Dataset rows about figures
*****

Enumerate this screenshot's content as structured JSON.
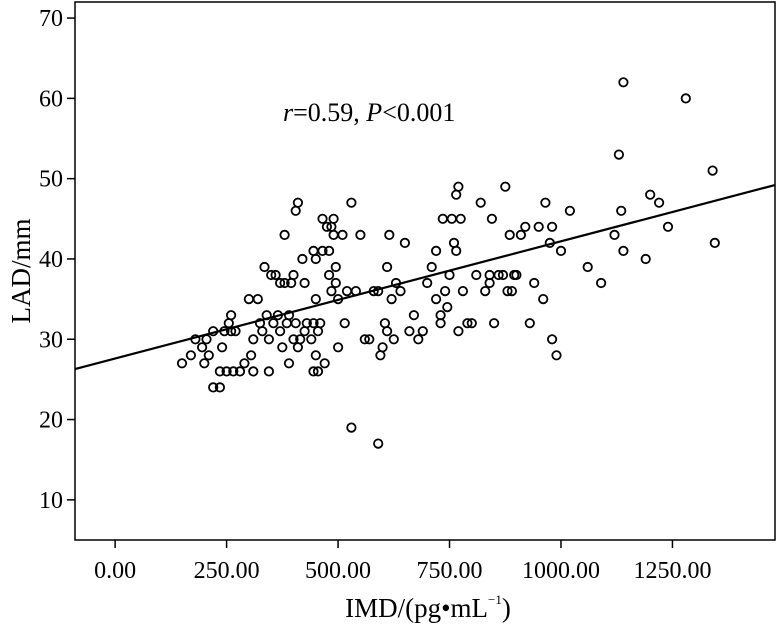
{
  "chart_data": {
    "type": "scatter",
    "xlabel_main": "IMD/(pg•mL",
    "xlabel_sup": "−1",
    "xlabel_end": ")",
    "ylabel": "LAD/mm",
    "annotation": {
      "r_symbol": "r",
      "r_value": "=0.59, ",
      "p_symbol": "P",
      "p_value": "<0.001"
    },
    "xlim": [
      -90,
      1480
    ],
    "ylim": [
      5,
      72
    ],
    "xticks": [
      0,
      250,
      500,
      750,
      1000,
      1250
    ],
    "xtick_labels": [
      "0.00",
      "250.00",
      "500.00",
      "750.00",
      "1000.00",
      "1250.00"
    ],
    "yticks": [
      10,
      20,
      30,
      40,
      50,
      60,
      70
    ],
    "ytick_labels": [
      "10",
      "20",
      "30",
      "40",
      "50",
      "60",
      "70"
    ],
    "grid": false,
    "marker": "open-circle",
    "fit_line": {
      "intercept": 27.6,
      "slope": 0.0146
    },
    "points": [
      [
        150,
        27
      ],
      [
        170,
        28
      ],
      [
        180,
        30
      ],
      [
        195,
        29
      ],
      [
        200,
        27
      ],
      [
        205,
        30
      ],
      [
        210,
        28
      ],
      [
        220,
        31
      ],
      [
        220,
        24
      ],
      [
        235,
        24
      ],
      [
        235,
        26
      ],
      [
        240,
        29
      ],
      [
        245,
        31
      ],
      [
        250,
        26
      ],
      [
        255,
        32
      ],
      [
        260,
        31
      ],
      [
        260,
        33
      ],
      [
        265,
        26
      ],
      [
        270,
        31
      ],
      [
        280,
        26
      ],
      [
        290,
        27
      ],
      [
        300,
        35
      ],
      [
        305,
        28
      ],
      [
        310,
        26
      ],
      [
        310,
        30
      ],
      [
        320,
        35
      ],
      [
        325,
        32
      ],
      [
        330,
        31
      ],
      [
        335,
        39
      ],
      [
        340,
        33
      ],
      [
        345,
        30
      ],
      [
        345,
        26
      ],
      [
        350,
        38
      ],
      [
        355,
        32
      ],
      [
        360,
        38
      ],
      [
        365,
        33
      ],
      [
        370,
        37
      ],
      [
        370,
        31
      ],
      [
        375,
        29
      ],
      [
        380,
        37
      ],
      [
        380,
        43
      ],
      [
        385,
        32
      ],
      [
        390,
        33
      ],
      [
        390,
        27
      ],
      [
        395,
        37
      ],
      [
        400,
        30
      ],
      [
        400,
        38
      ],
      [
        405,
        46
      ],
      [
        405,
        32
      ],
      [
        410,
        47
      ],
      [
        410,
        29
      ],
      [
        415,
        30
      ],
      [
        420,
        40
      ],
      [
        425,
        37
      ],
      [
        425,
        31
      ],
      [
        430,
        32
      ],
      [
        440,
        30
      ],
      [
        445,
        41
      ],
      [
        445,
        32
      ],
      [
        445,
        26
      ],
      [
        450,
        40
      ],
      [
        450,
        35
      ],
      [
        450,
        28
      ],
      [
        455,
        31
      ],
      [
        455,
        26
      ],
      [
        460,
        32
      ],
      [
        465,
        41
      ],
      [
        465,
        45
      ],
      [
        470,
        27
      ],
      [
        475,
        44
      ],
      [
        480,
        41
      ],
      [
        480,
        38
      ],
      [
        485,
        44
      ],
      [
        485,
        36
      ],
      [
        490,
        45
      ],
      [
        490,
        43
      ],
      [
        495,
        39
      ],
      [
        495,
        37
      ],
      [
        500,
        35
      ],
      [
        500,
        29
      ],
      [
        510,
        43
      ],
      [
        515,
        32
      ],
      [
        520,
        36
      ],
      [
        530,
        47
      ],
      [
        540,
        36
      ],
      [
        550,
        43
      ],
      [
        560,
        30
      ],
      [
        570,
        30
      ],
      [
        580,
        36
      ],
      [
        590,
        36
      ],
      [
        595,
        28
      ],
      [
        600,
        29
      ],
      [
        605,
        32
      ],
      [
        610,
        39
      ],
      [
        610,
        31
      ],
      [
        615,
        43
      ],
      [
        620,
        35
      ],
      [
        625,
        30
      ],
      [
        630,
        37
      ],
      [
        640,
        36
      ],
      [
        650,
        42
      ],
      [
        660,
        31
      ],
      [
        670,
        33
      ],
      [
        680,
        30
      ],
      [
        690,
        31
      ],
      [
        700,
        37
      ],
      [
        710,
        39
      ],
      [
        720,
        35
      ],
      [
        720,
        41
      ],
      [
        730,
        33
      ],
      [
        730,
        32
      ],
      [
        735,
        45
      ],
      [
        740,
        36
      ],
      [
        745,
        34
      ],
      [
        750,
        38
      ],
      [
        755,
        45
      ],
      [
        760,
        42
      ],
      [
        765,
        41
      ],
      [
        765,
        48
      ],
      [
        770,
        49
      ],
      [
        770,
        31
      ],
      [
        775,
        45
      ],
      [
        780,
        36
      ],
      [
        790,
        32
      ],
      [
        800,
        32
      ],
      [
        810,
        38
      ],
      [
        820,
        47
      ],
      [
        830,
        36
      ],
      [
        840,
        37
      ],
      [
        840,
        38
      ],
      [
        845,
        45
      ],
      [
        850,
        32
      ],
      [
        860,
        38
      ],
      [
        870,
        38
      ],
      [
        875,
        49
      ],
      [
        880,
        36
      ],
      [
        885,
        43
      ],
      [
        890,
        36
      ],
      [
        895,
        38
      ],
      [
        900,
        38
      ],
      [
        910,
        43
      ],
      [
        920,
        44
      ],
      [
        930,
        32
      ],
      [
        940,
        37
      ],
      [
        950,
        44
      ],
      [
        960,
        35
      ],
      [
        965,
        47
      ],
      [
        975,
        42
      ],
      [
        980,
        30
      ],
      [
        980,
        44
      ],
      [
        990,
        28
      ],
      [
        1000,
        41
      ],
      [
        1020,
        46
      ],
      [
        1060,
        39
      ],
      [
        1090,
        37
      ],
      [
        1120,
        43
      ],
      [
        1130,
        53
      ],
      [
        1135,
        46
      ],
      [
        1140,
        41
      ],
      [
        1140,
        62
      ],
      [
        1190,
        40
      ],
      [
        1200,
        48
      ],
      [
        1220,
        47
      ],
      [
        1240,
        44
      ],
      [
        1280,
        60
      ],
      [
        1340,
        51
      ],
      [
        1345,
        42
      ],
      [
        590,
        17
      ],
      [
        530,
        19
      ]
    ]
  }
}
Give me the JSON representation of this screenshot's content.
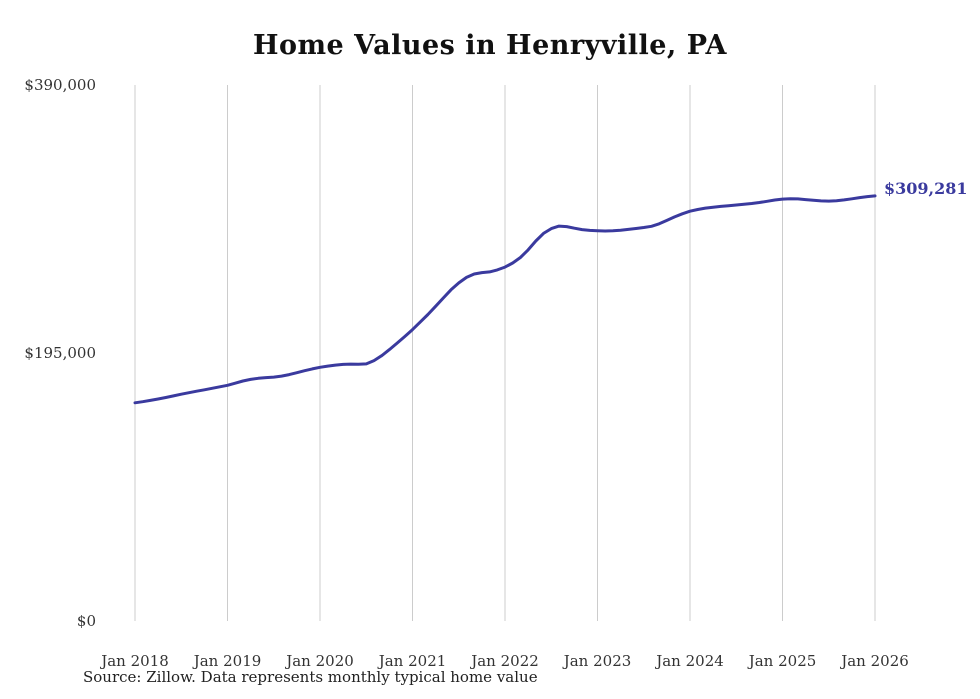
{
  "source_note": "Source: Zillow. Data represents monthly typical home value",
  "chart_data": {
    "type": "line",
    "title": "Home Values in Henryville, PA",
    "xlabel": "",
    "ylabel": "",
    "x_ticks": [
      "Jan 2018",
      "Jan 2019",
      "Jan 2020",
      "Jan 2021",
      "Jan 2022",
      "Jan 2023",
      "Jan 2024",
      "Jan 2025",
      "Jan 2026"
    ],
    "y_ticks": [
      "$390,000",
      "$195,000",
      "$0"
    ],
    "ylim": [
      0,
      390000
    ],
    "grid": "vertical-only",
    "legend": "none",
    "frequency": "monthly",
    "x_start": "Jan 2018",
    "x_end": "Jan 2026",
    "end_label": "$309,281",
    "final_value": 309281,
    "line_color": "#3a3a9e",
    "grid_color": "#cccccc",
    "series": [
      {
        "name": "Typical home value",
        "values": [
          158800,
          159600,
          160500,
          161500,
          162600,
          163800,
          165000,
          166100,
          167200,
          168200,
          169300,
          170400,
          171500,
          173000,
          174600,
          175800,
          176600,
          177100,
          177500,
          178200,
          179300,
          180700,
          182100,
          183400,
          184600,
          185500,
          186200,
          186700,
          186900,
          186800,
          187100,
          189500,
          193000,
          197500,
          202200,
          207000,
          212000,
          217500,
          223000,
          229000,
          235000,
          241000,
          246000,
          250000,
          252500,
          253500,
          254000,
          255500,
          257500,
          260500,
          264500,
          270000,
          276500,
          282000,
          285500,
          287300,
          287000,
          285800,
          284800,
          284200,
          284000,
          283800,
          283900,
          284300,
          284900,
          285600,
          286300,
          287200,
          289000,
          291500,
          294000,
          296300,
          298200,
          299400,
          300400,
          301100,
          301700,
          302200,
          302700,
          303200,
          303800,
          304500,
          305400,
          306300,
          307000,
          307300,
          307100,
          306600,
          306100,
          305700,
          305500,
          305800,
          306400,
          307200,
          308100,
          308800,
          309281
        ]
      }
    ]
  }
}
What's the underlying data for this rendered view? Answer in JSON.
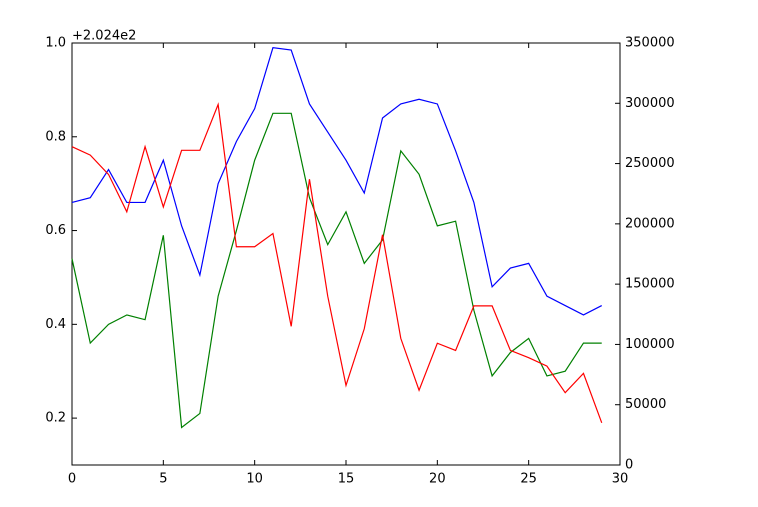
{
  "chart_data": {
    "type": "line",
    "y_offset_text": "+2.024e2",
    "x": [
      0,
      1,
      2,
      3,
      4,
      5,
      6,
      7,
      8,
      9,
      10,
      11,
      12,
      13,
      14,
      15,
      16,
      17,
      18,
      19,
      20,
      21,
      22,
      23,
      24,
      25,
      26,
      27,
      28,
      29
    ],
    "series": [
      {
        "color": "#0000ff",
        "values": [
          0.66,
          0.67,
          0.73,
          0.66,
          0.66,
          0.75,
          0.61,
          0.505,
          0.7,
          0.79,
          0.86,
          0.99,
          0.985,
          0.87,
          0.81,
          0.75,
          0.68,
          0.84,
          0.87,
          0.88,
          0.87,
          0.77,
          0.66,
          0.48,
          0.52,
          0.53,
          0.46,
          0.44,
          0.42,
          0.44
        ]
      },
      {
        "color": "#008000",
        "values": [
          0.54,
          0.36,
          0.4,
          0.42,
          0.41,
          0.59,
          0.18,
          0.21,
          0.46,
          0.6,
          0.75,
          0.85,
          0.85,
          0.67,
          0.57,
          0.64,
          0.53,
          0.58,
          0.77,
          0.72,
          0.61,
          0.62,
          0.43,
          0.29,
          0.34,
          0.37,
          0.29,
          0.3,
          0.36,
          0.36
        ]
      },
      {
        "color": "#ff0000",
        "axis": "y2",
        "values": [
          264000,
          257000,
          241000,
          210000,
          264000,
          214000,
          261000,
          261000,
          299000,
          181000,
          181000,
          192000,
          115000,
          237000,
          140000,
          66000,
          113000,
          191000,
          105000,
          62000,
          101000,
          95000,
          132000,
          132000,
          95000,
          89000,
          82000,
          60000,
          76000,
          35000
        ]
      }
    ],
    "xlim": [
      0,
      30
    ],
    "xticks": [
      0,
      5,
      10,
      15,
      20,
      25,
      30
    ],
    "ylim": [
      0.1,
      1.0
    ],
    "yticks": [
      0.2,
      0.4,
      0.6,
      0.8,
      {
        "value": 1.0,
        "label": "1.0"
      }
    ],
    "y2lim": [
      0,
      350000
    ],
    "y2ticks": [
      0,
      50000,
      100000,
      150000,
      200000,
      250000,
      300000,
      350000
    ]
  }
}
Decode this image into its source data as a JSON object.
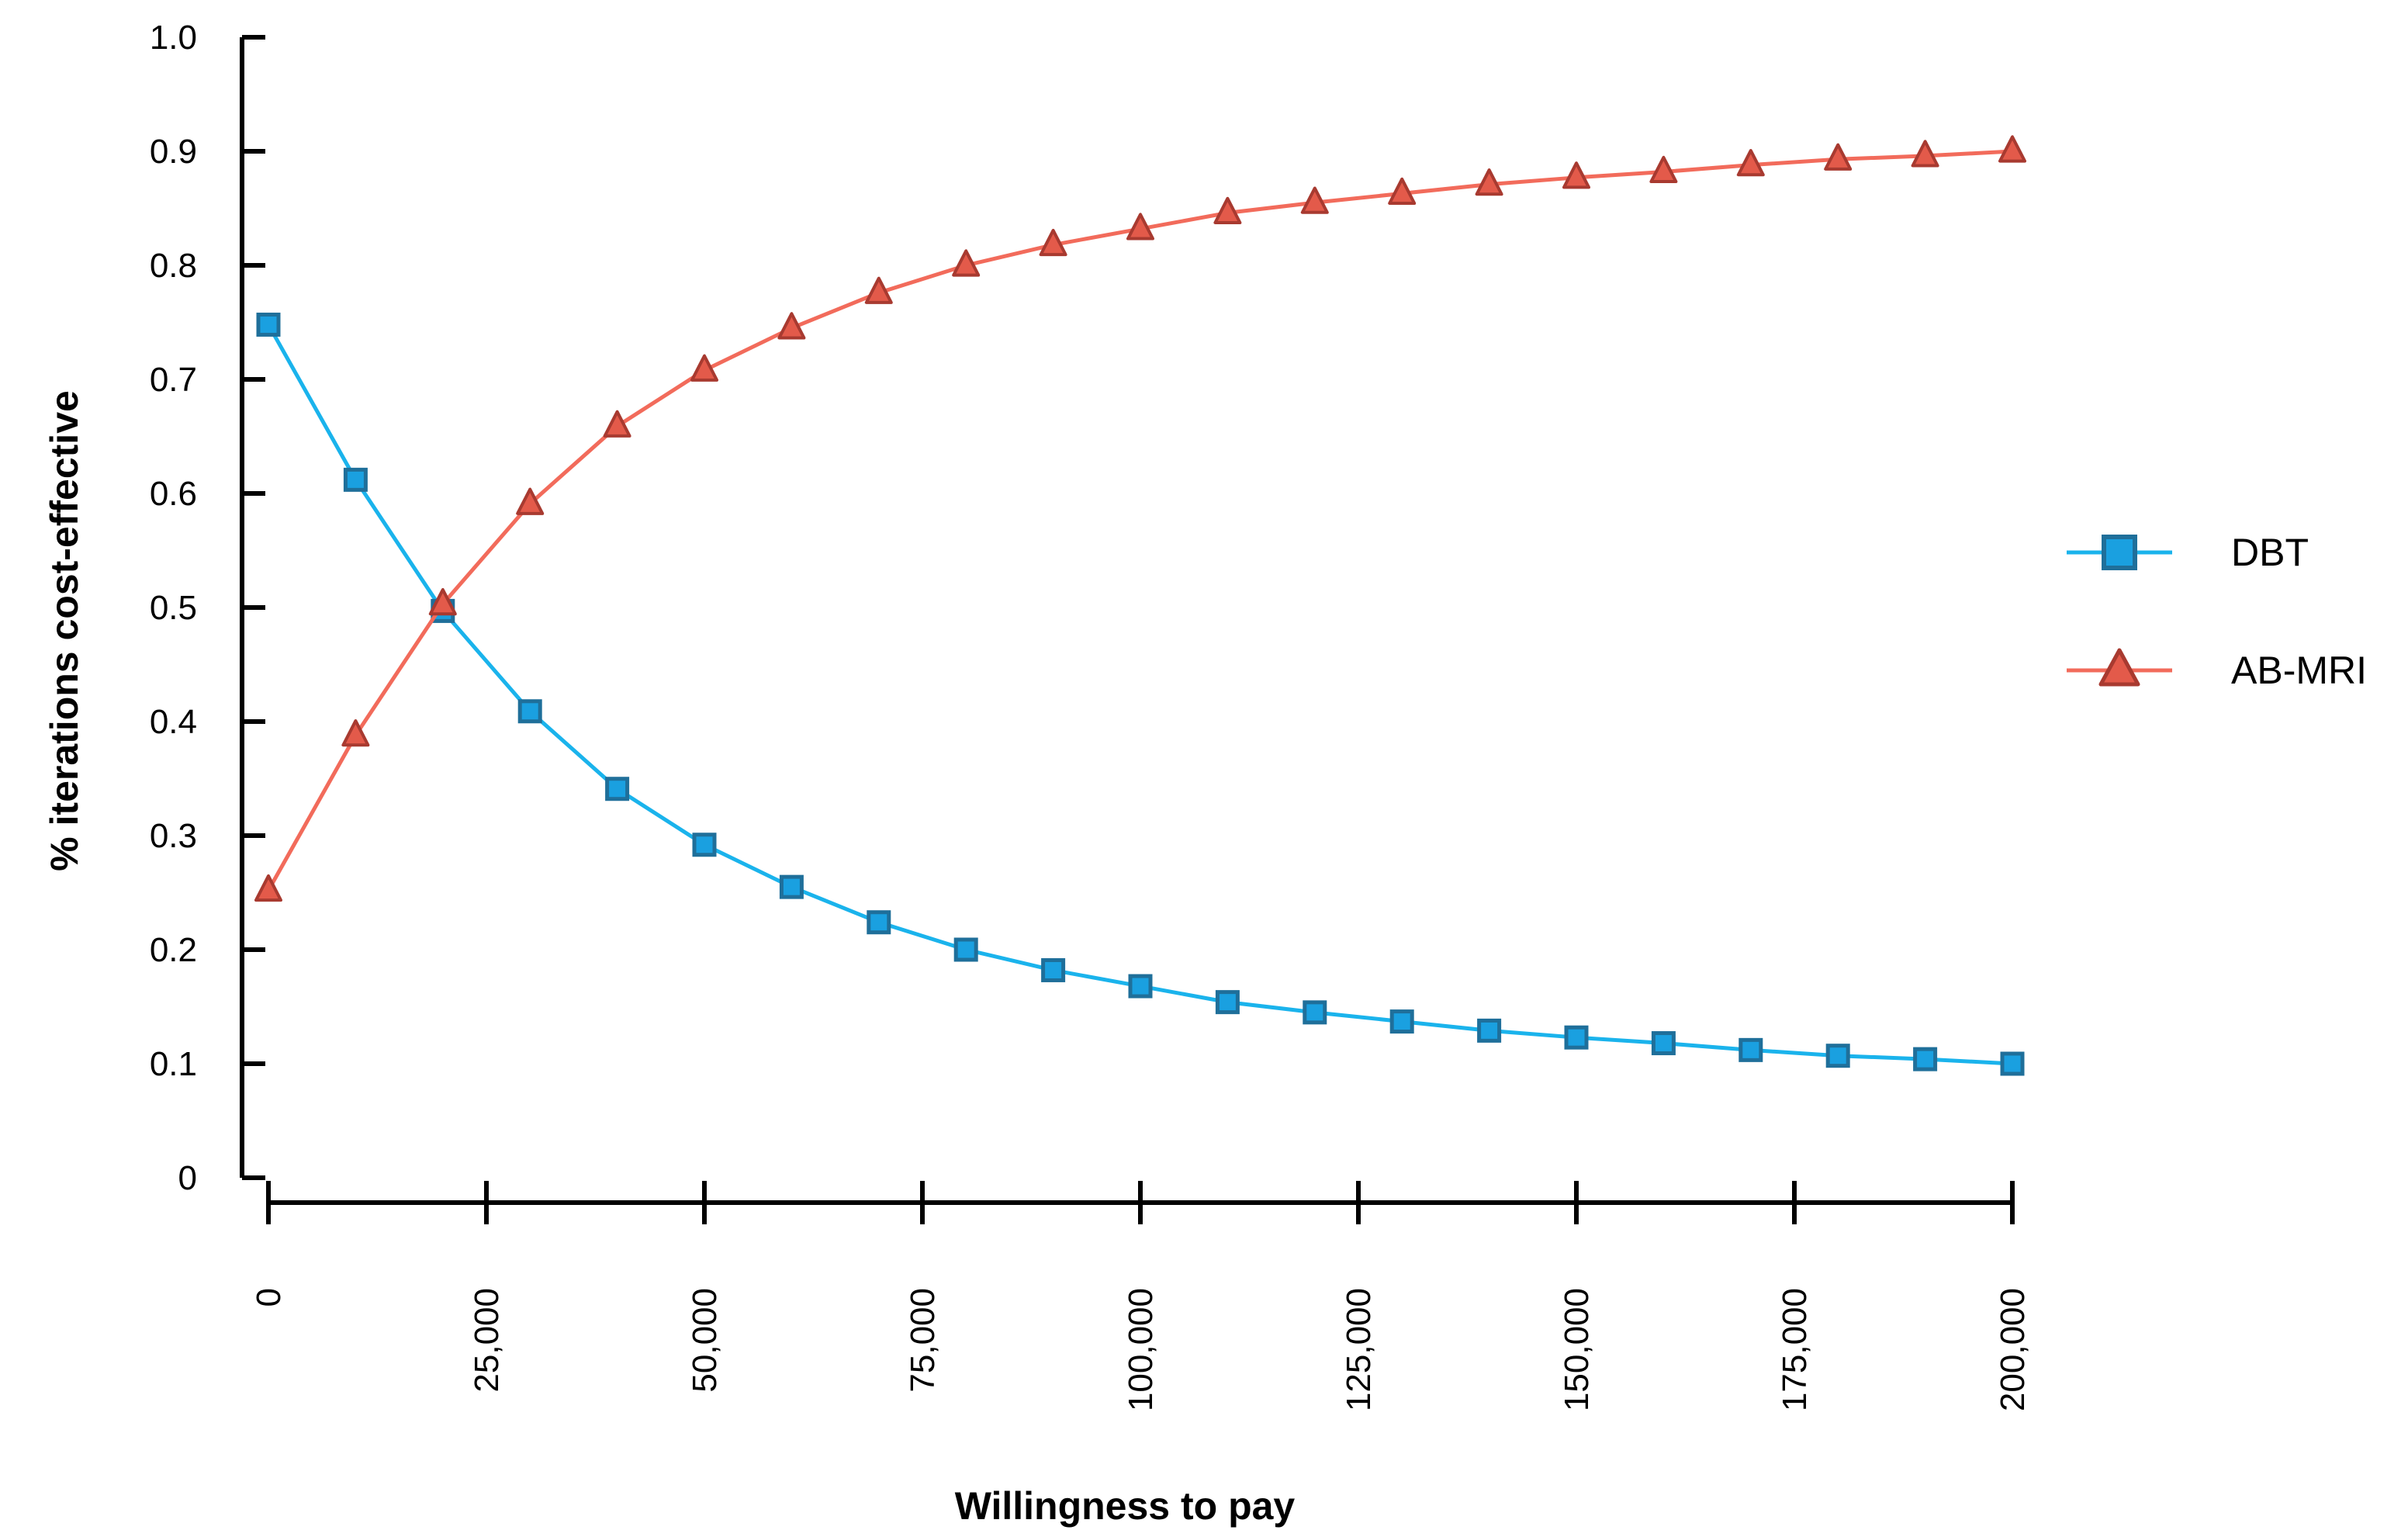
{
  "chart_data": {
    "type": "line",
    "xlabel": "Willingness to pay",
    "ylabel": "% iterations cost-effective",
    "xlim": [
      0,
      200000
    ],
    "ylim": [
      0,
      1.0
    ],
    "xticks": [
      "0",
      "25,000",
      "50,000",
      "75,000",
      "100,000",
      "125,000",
      "150,000",
      "175,000",
      "200,000"
    ],
    "xtick_values": [
      0,
      25000,
      50000,
      75000,
      100000,
      125000,
      150000,
      175000,
      200000
    ],
    "yticks": [
      "0",
      "0.1",
      "0.2",
      "0.3",
      "0.4",
      "0.5",
      "0.6",
      "0.7",
      "0.8",
      "0.9",
      "1.0"
    ],
    "ytick_values": [
      0,
      0.1,
      0.2,
      0.3,
      0.4,
      0.5,
      0.6,
      0.7,
      0.8,
      0.9,
      1.0
    ],
    "grid": false,
    "legend_position": "right",
    "x": [
      0,
      10000,
      20000,
      30000,
      40000,
      50000,
      60000,
      70000,
      80000,
      90000,
      100000,
      110000,
      120000,
      130000,
      140000,
      150000,
      160000,
      170000,
      180000,
      190000,
      200000
    ],
    "series": [
      {
        "name": "DBT",
        "marker": "square",
        "line_color": "#1ab3ec",
        "fill_color": "#1aa0e0",
        "edge_color": "#1f6f9a",
        "values": [
          0.748,
          0.612,
          0.497,
          0.409,
          0.341,
          0.292,
          0.255,
          0.224,
          0.2,
          0.182,
          0.168,
          0.154,
          0.145,
          0.137,
          0.129,
          0.123,
          0.118,
          0.112,
          0.107,
          0.104,
          0.1
        ]
      },
      {
        "name": "AB-MRI",
        "marker": "triangle",
        "line_color": "#f26b5b",
        "fill_color": "#e35a4a",
        "edge_color": "#a83a30",
        "values": [
          0.252,
          0.388,
          0.503,
          0.591,
          0.659,
          0.708,
          0.745,
          0.776,
          0.8,
          0.818,
          0.832,
          0.846,
          0.855,
          0.863,
          0.871,
          0.877,
          0.882,
          0.888,
          0.893,
          0.896,
          0.9
        ]
      }
    ]
  }
}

*****

* Stated problem:
Copy each line holding the word "JSON" from the listing above.

* Reply to the task:
Enumerate this screenshot's content as structured JSON.
Give me the JSON representation of this screenshot's content.
What's the underlying data for this rendered view? Answer in JSON.
Decode this image into its source data as a JSON object.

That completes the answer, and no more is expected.